▶ PROVIDED RECORDS
▬▬▬

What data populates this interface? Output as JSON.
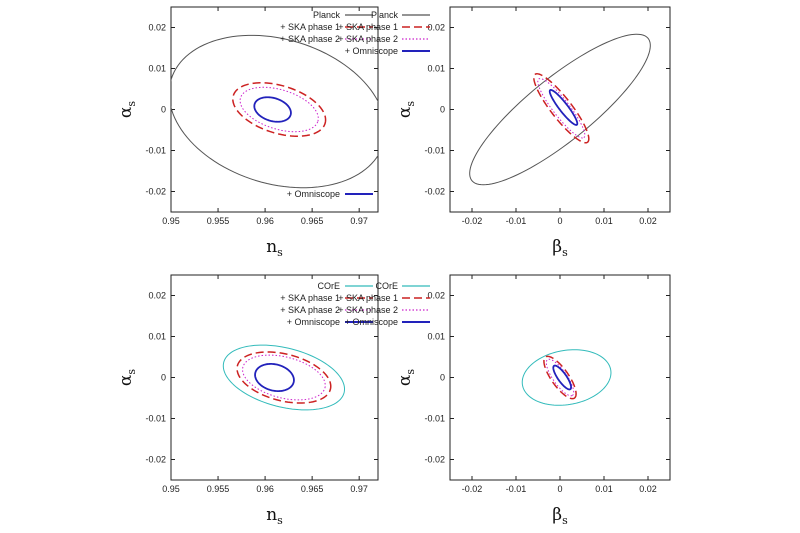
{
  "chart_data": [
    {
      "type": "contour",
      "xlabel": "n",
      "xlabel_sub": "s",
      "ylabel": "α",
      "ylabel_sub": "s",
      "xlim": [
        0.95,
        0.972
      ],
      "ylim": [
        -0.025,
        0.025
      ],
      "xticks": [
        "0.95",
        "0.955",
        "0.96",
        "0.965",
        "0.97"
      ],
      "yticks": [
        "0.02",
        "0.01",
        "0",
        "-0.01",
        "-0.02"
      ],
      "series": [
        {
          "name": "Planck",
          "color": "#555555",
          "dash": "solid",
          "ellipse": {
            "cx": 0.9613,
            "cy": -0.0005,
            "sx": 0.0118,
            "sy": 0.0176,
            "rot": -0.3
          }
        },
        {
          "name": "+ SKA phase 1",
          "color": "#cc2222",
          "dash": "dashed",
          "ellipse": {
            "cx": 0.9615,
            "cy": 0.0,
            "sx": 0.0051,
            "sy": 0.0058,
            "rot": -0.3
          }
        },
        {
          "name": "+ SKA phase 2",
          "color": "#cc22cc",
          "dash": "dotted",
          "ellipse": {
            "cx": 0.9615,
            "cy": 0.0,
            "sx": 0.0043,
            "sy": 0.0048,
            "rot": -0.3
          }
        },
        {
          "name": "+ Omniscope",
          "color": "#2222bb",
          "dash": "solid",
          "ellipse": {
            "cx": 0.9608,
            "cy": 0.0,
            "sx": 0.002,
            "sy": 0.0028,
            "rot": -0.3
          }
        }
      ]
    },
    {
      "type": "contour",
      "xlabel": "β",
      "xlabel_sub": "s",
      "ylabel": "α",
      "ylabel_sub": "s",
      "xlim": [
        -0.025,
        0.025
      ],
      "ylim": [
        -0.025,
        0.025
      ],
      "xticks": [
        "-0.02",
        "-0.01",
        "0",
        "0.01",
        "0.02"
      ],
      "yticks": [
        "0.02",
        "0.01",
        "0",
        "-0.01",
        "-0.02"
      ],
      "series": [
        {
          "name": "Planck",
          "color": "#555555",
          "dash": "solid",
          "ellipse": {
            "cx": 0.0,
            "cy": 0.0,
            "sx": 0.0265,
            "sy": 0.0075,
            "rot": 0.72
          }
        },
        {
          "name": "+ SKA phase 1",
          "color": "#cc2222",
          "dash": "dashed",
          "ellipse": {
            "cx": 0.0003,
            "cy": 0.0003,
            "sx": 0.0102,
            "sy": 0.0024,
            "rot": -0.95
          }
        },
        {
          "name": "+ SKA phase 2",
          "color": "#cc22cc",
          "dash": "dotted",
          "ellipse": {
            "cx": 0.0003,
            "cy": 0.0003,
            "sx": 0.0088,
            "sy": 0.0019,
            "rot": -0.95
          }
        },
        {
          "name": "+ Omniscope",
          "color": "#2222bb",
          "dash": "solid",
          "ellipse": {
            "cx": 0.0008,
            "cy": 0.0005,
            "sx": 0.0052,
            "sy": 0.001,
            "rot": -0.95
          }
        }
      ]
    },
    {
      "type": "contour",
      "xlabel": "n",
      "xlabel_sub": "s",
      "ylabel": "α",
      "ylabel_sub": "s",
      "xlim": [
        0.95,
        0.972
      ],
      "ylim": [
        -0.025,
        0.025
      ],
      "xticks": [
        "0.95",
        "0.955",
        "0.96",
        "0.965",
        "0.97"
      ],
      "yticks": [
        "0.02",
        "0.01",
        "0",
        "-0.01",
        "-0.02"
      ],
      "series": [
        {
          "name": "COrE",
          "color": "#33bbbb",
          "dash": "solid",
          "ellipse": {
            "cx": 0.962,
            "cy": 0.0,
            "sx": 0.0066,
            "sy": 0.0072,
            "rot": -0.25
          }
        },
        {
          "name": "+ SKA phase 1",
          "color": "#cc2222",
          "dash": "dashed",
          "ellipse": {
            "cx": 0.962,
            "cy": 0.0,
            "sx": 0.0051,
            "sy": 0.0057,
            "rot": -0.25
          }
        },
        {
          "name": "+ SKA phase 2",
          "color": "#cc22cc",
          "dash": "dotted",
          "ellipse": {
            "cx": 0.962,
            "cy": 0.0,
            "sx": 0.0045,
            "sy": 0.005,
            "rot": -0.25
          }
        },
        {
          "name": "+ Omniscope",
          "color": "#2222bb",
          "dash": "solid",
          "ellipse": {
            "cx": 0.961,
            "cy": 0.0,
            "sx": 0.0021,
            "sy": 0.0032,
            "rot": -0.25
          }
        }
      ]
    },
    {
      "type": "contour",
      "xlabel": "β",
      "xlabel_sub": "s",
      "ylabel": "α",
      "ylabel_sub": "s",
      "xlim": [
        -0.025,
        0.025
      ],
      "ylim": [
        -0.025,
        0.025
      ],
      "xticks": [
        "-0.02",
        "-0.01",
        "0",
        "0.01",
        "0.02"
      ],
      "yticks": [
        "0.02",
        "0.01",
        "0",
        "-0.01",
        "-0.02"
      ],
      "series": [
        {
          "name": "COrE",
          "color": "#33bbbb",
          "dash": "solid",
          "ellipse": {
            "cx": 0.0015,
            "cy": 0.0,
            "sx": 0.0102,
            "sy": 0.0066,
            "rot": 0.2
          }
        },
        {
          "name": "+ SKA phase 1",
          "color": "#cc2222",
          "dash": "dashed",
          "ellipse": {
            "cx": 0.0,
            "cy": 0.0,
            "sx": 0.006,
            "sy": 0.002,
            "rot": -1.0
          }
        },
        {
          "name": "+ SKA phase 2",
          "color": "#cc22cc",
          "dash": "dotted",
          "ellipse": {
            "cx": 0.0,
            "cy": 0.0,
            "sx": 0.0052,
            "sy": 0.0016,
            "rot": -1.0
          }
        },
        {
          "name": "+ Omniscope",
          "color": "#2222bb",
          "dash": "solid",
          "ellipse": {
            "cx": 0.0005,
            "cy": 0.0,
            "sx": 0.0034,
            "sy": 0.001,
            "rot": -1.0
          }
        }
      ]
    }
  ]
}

▬▬▬

▶ PROBLEM STATEMENT
Quote the records above exactly, leaving out any pictures.

▶ SOLUTION TO THE EXERCISE
What data populates this interface? Output as JSON.
{
  "chart_data": [
    {
      "type": "contour",
      "xlabel": "n",
      "xlabel_sub": "s",
      "ylabel": "α",
      "ylabel_sub": "s",
      "xlim": [
        0.95,
        0.972
      ],
      "ylim": [
        -0.025,
        0.025
      ],
      "xticks": [
        "0.95",
        "0.955",
        "0.96",
        "0.965",
        "0.97"
      ],
      "yticks": [
        "0.02",
        "0.01",
        "0",
        "-0.01",
        "-0.02"
      ],
      "series": [
        {
          "name": "Planck",
          "color": "#555555",
          "dash": "solid",
          "ellipse": {
            "cx": 0.9613,
            "cy": -0.0005,
            "sx": 0.0118,
            "sy": 0.0176,
            "rot": -0.3
          }
        },
        {
          "name": "+ SKA phase 1",
          "color": "#cc2222",
          "dash": "dashed",
          "ellipse": {
            "cx": 0.9615,
            "cy": 0.0,
            "sx": 0.0051,
            "sy": 0.0058,
            "rot": -0.3
          }
        },
        {
          "name": "+ SKA phase 2",
          "color": "#cc22cc",
          "dash": "dotted",
          "ellipse": {
            "cx": 0.9615,
            "cy": 0.0,
            "sx": 0.0043,
            "sy": 0.0048,
            "rot": -0.3
          }
        },
        {
          "name": "+ Omniscope",
          "color": "#2222bb",
          "dash": "solid",
          "ellipse": {
            "cx": 0.9608,
            "cy": 0.0,
            "sx": 0.002,
            "sy": 0.0028,
            "rot": -0.3
          }
        }
      ]
    },
    {
      "type": "contour",
      "xlabel": "β",
      "xlabel_sub": "s",
      "ylabel": "α",
      "ylabel_sub": "s",
      "xlim": [
        -0.025,
        0.025
      ],
      "ylim": [
        -0.025,
        0.025
      ],
      "xticks": [
        "-0.02",
        "-0.01",
        "0",
        "0.01",
        "0.02"
      ],
      "yticks": [
        "0.02",
        "0.01",
        "0",
        "-0.01",
        "-0.02"
      ],
      "series": [
        {
          "name": "Planck",
          "color": "#555555",
          "dash": "solid",
          "ellipse": {
            "cx": 0.0,
            "cy": 0.0,
            "sx": 0.0265,
            "sy": 0.0075,
            "rot": 0.72
          }
        },
        {
          "name": "+ SKA phase 1",
          "color": "#cc2222",
          "dash": "dashed",
          "ellipse": {
            "cx": 0.0003,
            "cy": 0.0003,
            "sx": 0.0102,
            "sy": 0.0024,
            "rot": -0.95
          }
        },
        {
          "name": "+ SKA phase 2",
          "color": "#cc22cc",
          "dash": "dotted",
          "ellipse": {
            "cx": 0.0003,
            "cy": 0.0003,
            "sx": 0.0088,
            "sy": 0.0019,
            "rot": -0.95
          }
        },
        {
          "name": "+ Omniscope",
          "color": "#2222bb",
          "dash": "solid",
          "ellipse": {
            "cx": 0.0008,
            "cy": 0.0005,
            "sx": 0.0052,
            "sy": 0.001,
            "rot": -0.95
          }
        }
      ]
    },
    {
      "type": "contour",
      "xlabel": "n",
      "xlabel_sub": "s",
      "ylabel": "α",
      "ylabel_sub": "s",
      "xlim": [
        0.95,
        0.972
      ],
      "ylim": [
        -0.025,
        0.025
      ],
      "xticks": [
        "0.95",
        "0.955",
        "0.96",
        "0.965",
        "0.97"
      ],
      "yticks": [
        "0.02",
        "0.01",
        "0",
        "-0.01",
        "-0.02"
      ],
      "series": [
        {
          "name": "COrE",
          "color": "#33bbbb",
          "dash": "solid",
          "ellipse": {
            "cx": 0.962,
            "cy": 0.0,
            "sx": 0.0066,
            "sy": 0.0072,
            "rot": -0.25
          }
        },
        {
          "name": "+ SKA phase 1",
          "color": "#cc2222",
          "dash": "dashed",
          "ellipse": {
            "cx": 0.962,
            "cy": 0.0,
            "sx": 0.0051,
            "sy": 0.0057,
            "rot": -0.25
          }
        },
        {
          "name": "+ SKA phase 2",
          "color": "#cc22cc",
          "dash": "dotted",
          "ellipse": {
            "cx": 0.962,
            "cy": 0.0,
            "sx": 0.0045,
            "sy": 0.005,
            "rot": -0.25
          }
        },
        {
          "name": "+ Omniscope",
          "color": "#2222bb",
          "dash": "solid",
          "ellipse": {
            "cx": 0.961,
            "cy": 0.0,
            "sx": 0.0021,
            "sy": 0.0032,
            "rot": -0.25
          }
        }
      ]
    },
    {
      "type": "contour",
      "xlabel": "β",
      "xlabel_sub": "s",
      "ylabel": "α",
      "ylabel_sub": "s",
      "xlim": [
        -0.025,
        0.025
      ],
      "ylim": [
        -0.025,
        0.025
      ],
      "xticks": [
        "-0.02",
        "-0.01",
        "0",
        "0.01",
        "0.02"
      ],
      "yticks": [
        "0.02",
        "0.01",
        "0",
        "-0.01",
        "-0.02"
      ],
      "series": [
        {
          "name": "COrE",
          "color": "#33bbbb",
          "dash": "solid",
          "ellipse": {
            "cx": 0.0015,
            "cy": 0.0,
            "sx": 0.0102,
            "sy": 0.0066,
            "rot": 0.2
          }
        },
        {
          "name": "+ SKA phase 1",
          "color": "#cc2222",
          "dash": "dashed",
          "ellipse": {
            "cx": 0.0,
            "cy": 0.0,
            "sx": 0.006,
            "sy": 0.002,
            "rot": -1.0
          }
        },
        {
          "name": "+ SKA phase 2",
          "color": "#cc22cc",
          "dash": "dotted",
          "ellipse": {
            "cx": 0.0,
            "cy": 0.0,
            "sx": 0.0052,
            "sy": 0.0016,
            "rot": -1.0
          }
        },
        {
          "name": "+ Omniscope",
          "color": "#2222bb",
          "dash": "solid",
          "ellipse": {
            "cx": 0.0005,
            "cy": 0.0,
            "sx": 0.0034,
            "sy": 0.001,
            "rot": -1.0
          }
        }
      ]
    }
  ]
}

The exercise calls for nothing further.